Materials provided:

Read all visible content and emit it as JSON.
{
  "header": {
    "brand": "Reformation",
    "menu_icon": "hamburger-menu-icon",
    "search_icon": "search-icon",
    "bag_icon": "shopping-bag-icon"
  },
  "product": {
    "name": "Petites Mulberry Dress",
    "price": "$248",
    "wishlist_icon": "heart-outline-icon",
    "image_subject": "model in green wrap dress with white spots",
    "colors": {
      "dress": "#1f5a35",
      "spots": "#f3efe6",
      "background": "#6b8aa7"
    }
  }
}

Written problem:
Repeat each record in full; every line must match exactly.

The result:
Read all visible content and emit it as JSON.
{
  "header": {
    "brand": "Reformation",
    "menu_icon": "hamburger-menu-icon",
    "search_icon": "search-icon",
    "bag_icon": "shopping-bag-icon"
  },
  "product": {
    "name": "Petites Mulberry Dress",
    "price": "$248",
    "wishlist_icon": "heart-outline-icon",
    "image_subject": "model in green wrap dress with white spots",
    "colors": {
      "dress": "#1f5a35",
      "spots": "#f3efe6",
      "background": "#6b8aa7"
    }
  }
}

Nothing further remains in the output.